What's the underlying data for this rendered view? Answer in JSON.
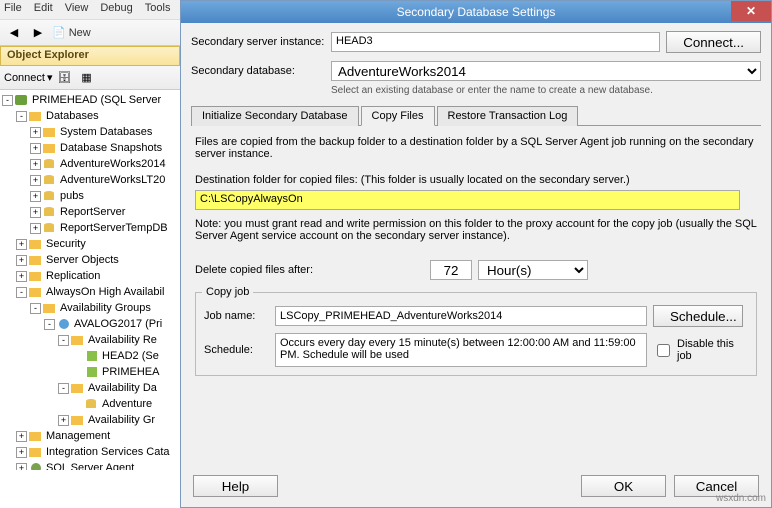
{
  "menu": [
    "File",
    "Edit",
    "View",
    "Debug",
    "Tools"
  ],
  "toolbar": {
    "new": "New"
  },
  "explorer": {
    "title": "Object Explorer",
    "connect": "Connect",
    "root": "PRIMEHEAD (SQL Server",
    "nodes": {
      "databases": "Databases",
      "sysdb": "System Databases",
      "snapshots": "Database Snapshots",
      "aw2014": "AdventureWorks2014",
      "awlt20": "AdventureWorksLT20",
      "pubs": "pubs",
      "reportserver": "ReportServer",
      "reportservertemp": "ReportServerTempDB",
      "security": "Security",
      "serverobjects": "Server Objects",
      "replication": "Replication",
      "alwayson": "AlwaysOn High Availabil",
      "availgroups": "Availability Groups",
      "avalog": "AVALOG2017 (Pri",
      "availreplicas": "Availability Re",
      "head2": "HEAD2 (Se",
      "primehead": "PRIMEHEA",
      "availdb": "Availability Da",
      "adventure": "Adventure",
      "availgl": "Availability Gr",
      "management": "Management",
      "integration": "Integration Services Cata",
      "sqlagent": "SQL Server Agent"
    }
  },
  "dialog": {
    "title": "Secondary Database Settings",
    "labels": {
      "serverinstance": "Secondary server instance:",
      "database": "Secondary database:",
      "note": "Select an existing database or enter the name to create a new database.",
      "connect": "Connect...",
      "destnote": "Files are copied from the backup folder to a destination folder by a SQL Server Agent job running on the secondary server instance.",
      "destfolder": "Destination folder for copied files: (This folder is usually located on the secondary server.)",
      "grantnote": "Note: you must grant read and write permission on this folder to the proxy account for the copy job (usually the SQL Server Agent service account on the secondary server instance).",
      "deleteafter": "Delete copied files after:",
      "copyjob": "Copy job",
      "jobname": "Job name:",
      "schedule": "Schedule:",
      "schedbtn": "Schedule...",
      "disable": "Disable this job",
      "help": "Help",
      "ok": "OK",
      "cancel": "Cancel"
    },
    "values": {
      "serverinstance": "HEAD3",
      "database": "AdventureWorks2014",
      "destfolder": "C:\\LSCopyAlwaysOn",
      "deletevalue": "72",
      "deleteunit": "Hour(s)",
      "jobname": "LSCopy_PRIMEHEAD_AdventureWorks2014",
      "scheduletext": "Occurs every day every 15 minute(s) between 12:00:00 AM and 11:59:00 PM. Schedule will be used"
    },
    "tabs": {
      "init": "Initialize Secondary Database",
      "copy": "Copy Files",
      "restore": "Restore Transaction Log"
    }
  },
  "watermark": "wsxdn.com"
}
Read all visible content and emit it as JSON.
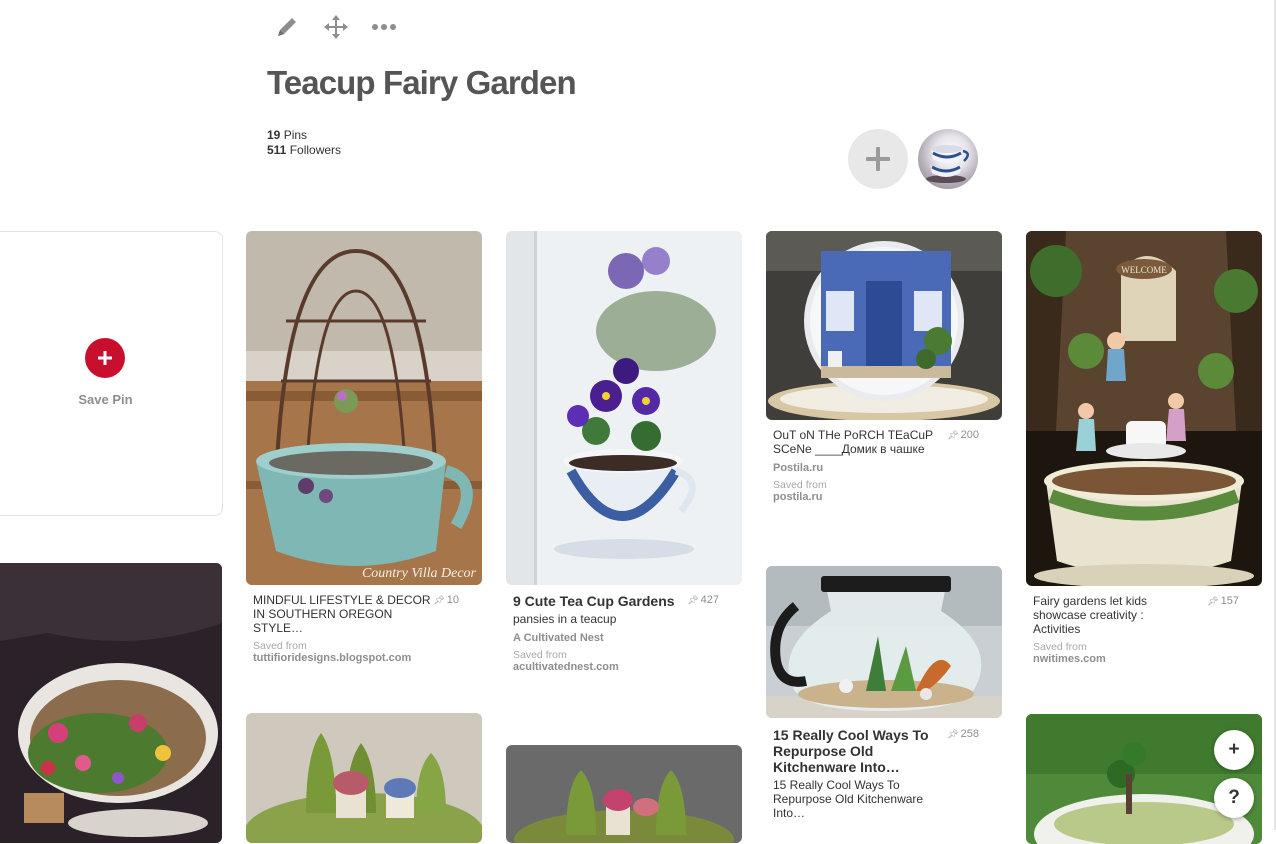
{
  "toolbar": {
    "edit_icon": "pencil-icon",
    "move_icon": "move-arrows-icon",
    "more_icon": "more-dots-icon"
  },
  "board": {
    "title": "Teacup Fairy Garden",
    "pins_count": "19",
    "pins_label": "Pins",
    "followers_count": "511",
    "followers_label": "Followers",
    "add_collaborator_icon": "plus-icon",
    "owner_avatar": "teacup-avatar"
  },
  "save_card": {
    "label": "Save Pin",
    "icon": "plus-icon",
    "color": "#c8102e"
  },
  "pins": {
    "p1": {
      "title": "MINDFUL LIFESTYLE & DECOR IN SOUTHERN OREGON STYLE…",
      "saves": "10",
      "saved_from_label": "Saved from",
      "domain": "tuttifioridesigns.blogspot.com",
      "watermark": "Country Villa Decor"
    },
    "p2": {
      "title": "9 Cute Tea Cup Gardens",
      "saves": "427",
      "description": "pansies in a teacup",
      "source": "A Cultivated Nest",
      "saved_from_label": "Saved from",
      "domain": "acultivatednest.com"
    },
    "p3": {
      "title": "OuT oN THe PoRCH TEaCuP SCeNe ____Домик в чашке",
      "saves": "200",
      "source": "Postila.ru",
      "saved_from_label": "Saved from",
      "domain": "postila.ru"
    },
    "p4": {
      "title": "Fairy gardens let kids showcase creativity : Activities",
      "saves": "157",
      "saved_from_label": "Saved from",
      "domain": "nwitimes.com",
      "sign_text": "WELCOME"
    },
    "p5": {
      "title": "15 Really Cool Ways To Repurpose Old Kitchenware Into…",
      "saves": "258",
      "description": "15 Really Cool Ways To Repurpose Old Kitchenware Into…"
    }
  },
  "fab": {
    "add_label": "+",
    "help_label": "?"
  },
  "colors": {
    "brand_red": "#c8102e",
    "muted_text": "#8e8e8e",
    "title_text": "#555555"
  }
}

————————

» Your task: Pictures are excluded; output everything else in the data verbatim.

» Answer to the problem:
What's the underlying data for this rendered view? Answer in JSON.
{
  "menu": [
    "File",
    "Edit",
    "View",
    "Debug",
    "Tools"
  ],
  "toolbar": {
    "new": "New"
  },
  "explorer": {
    "title": "Object Explorer",
    "connect": "Connect",
    "root": "PRIMEHEAD (SQL Server",
    "nodes": {
      "databases": "Databases",
      "sysdb": "System Databases",
      "snapshots": "Database Snapshots",
      "aw2014": "AdventureWorks2014",
      "awlt20": "AdventureWorksLT20",
      "pubs": "pubs",
      "reportserver": "ReportServer",
      "reportservertemp": "ReportServerTempDB",
      "security": "Security",
      "serverobjects": "Server Objects",
      "replication": "Replication",
      "alwayson": "AlwaysOn High Availabil",
      "availgroups": "Availability Groups",
      "avalog": "AVALOG2017 (Pri",
      "availreplicas": "Availability Re",
      "head2": "HEAD2 (Se",
      "primehead": "PRIMEHEA",
      "availdb": "Availability Da",
      "adventure": "Adventure",
      "availgl": "Availability Gr",
      "management": "Management",
      "integration": "Integration Services Cata",
      "sqlagent": "SQL Server Agent"
    }
  },
  "dialog": {
    "title": "Secondary Database Settings",
    "labels": {
      "serverinstance": "Secondary server instance:",
      "database": "Secondary database:",
      "note": "Select an existing database or enter the name to create a new database.",
      "connect": "Connect...",
      "destnote": "Files are copied from the backup folder to a destination folder by a SQL Server Agent job running on the secondary server instance.",
      "destfolder": "Destination folder for copied files: (This folder is usually located on the secondary server.)",
      "grantnote": "Note: you must grant read and write permission on this folder to the proxy account for the copy job (usually the SQL Server Agent service account on the secondary server instance).",
      "deleteafter": "Delete copied files after:",
      "copyjob": "Copy job",
      "jobname": "Job name:",
      "schedule": "Schedule:",
      "schedbtn": "Schedule...",
      "disable": "Disable this job",
      "help": "Help",
      "ok": "OK",
      "cancel": "Cancel"
    },
    "values": {
      "serverinstance": "HEAD3",
      "database": "AdventureWorks2014",
      "destfolder": "C:\\LSCopyAlwaysOn",
      "deletevalue": "72",
      "deleteunit": "Hour(s)",
      "jobname": "LSCopy_PRIMEHEAD_AdventureWorks2014",
      "scheduletext": "Occurs every day every 15 minute(s) between 12:00:00 AM and 11:59:00 PM. Schedule will be used"
    },
    "tabs": {
      "init": "Initialize Secondary Database",
      "copy": "Copy Files",
      "restore": "Restore Transaction Log"
    }
  },
  "watermark": "wsxdn.com"
}
Read all visible content and emit it as JSON.
{
  "toolbar": {
    "edit_icon": "pencil-icon",
    "move_icon": "move-arrows-icon",
    "more_icon": "more-dots-icon"
  },
  "board": {
    "title": "Teacup Fairy Garden",
    "pins_count": "19",
    "pins_label": "Pins",
    "followers_count": "511",
    "followers_label": "Followers",
    "add_collaborator_icon": "plus-icon",
    "owner_avatar": "teacup-avatar"
  },
  "save_card": {
    "label": "Save Pin",
    "icon": "plus-icon",
    "color": "#c8102e"
  },
  "pins": {
    "p1": {
      "title": "MINDFUL LIFESTYLE & DECOR IN SOUTHERN OREGON STYLE…",
      "saves": "10",
      "saved_from_label": "Saved from",
      "domain": "tuttifioridesigns.blogspot.com",
      "watermark": "Country Villa Decor"
    },
    "p2": {
      "title": "9 Cute Tea Cup Gardens",
      "saves": "427",
      "description": "pansies in a teacup",
      "source": "A Cultivated Nest",
      "saved_from_label": "Saved from",
      "domain": "acultivatednest.com"
    },
    "p3": {
      "title": "OuT oN THe PoRCH TEaCuP SCeNe ____Домик в чашке",
      "saves": "200",
      "source": "Postila.ru",
      "saved_from_label": "Saved from",
      "domain": "postila.ru"
    },
    "p4": {
      "title": "Fairy gardens let kids showcase creativity : Activities",
      "saves": "157",
      "saved_from_label": "Saved from",
      "domain": "nwitimes.com",
      "sign_text": "WELCOME"
    },
    "p5": {
      "title": "15 Really Cool Ways To Repurpose Old Kitchenware Into…",
      "saves": "258",
      "description": "15 Really Cool Ways To Repurpose Old Kitchenware Into…"
    }
  },
  "fab": {
    "add_label": "+",
    "help_label": "?"
  },
  "colors": {
    "brand_red": "#c8102e",
    "muted_text": "#8e8e8e",
    "title_text": "#555555"
  }
}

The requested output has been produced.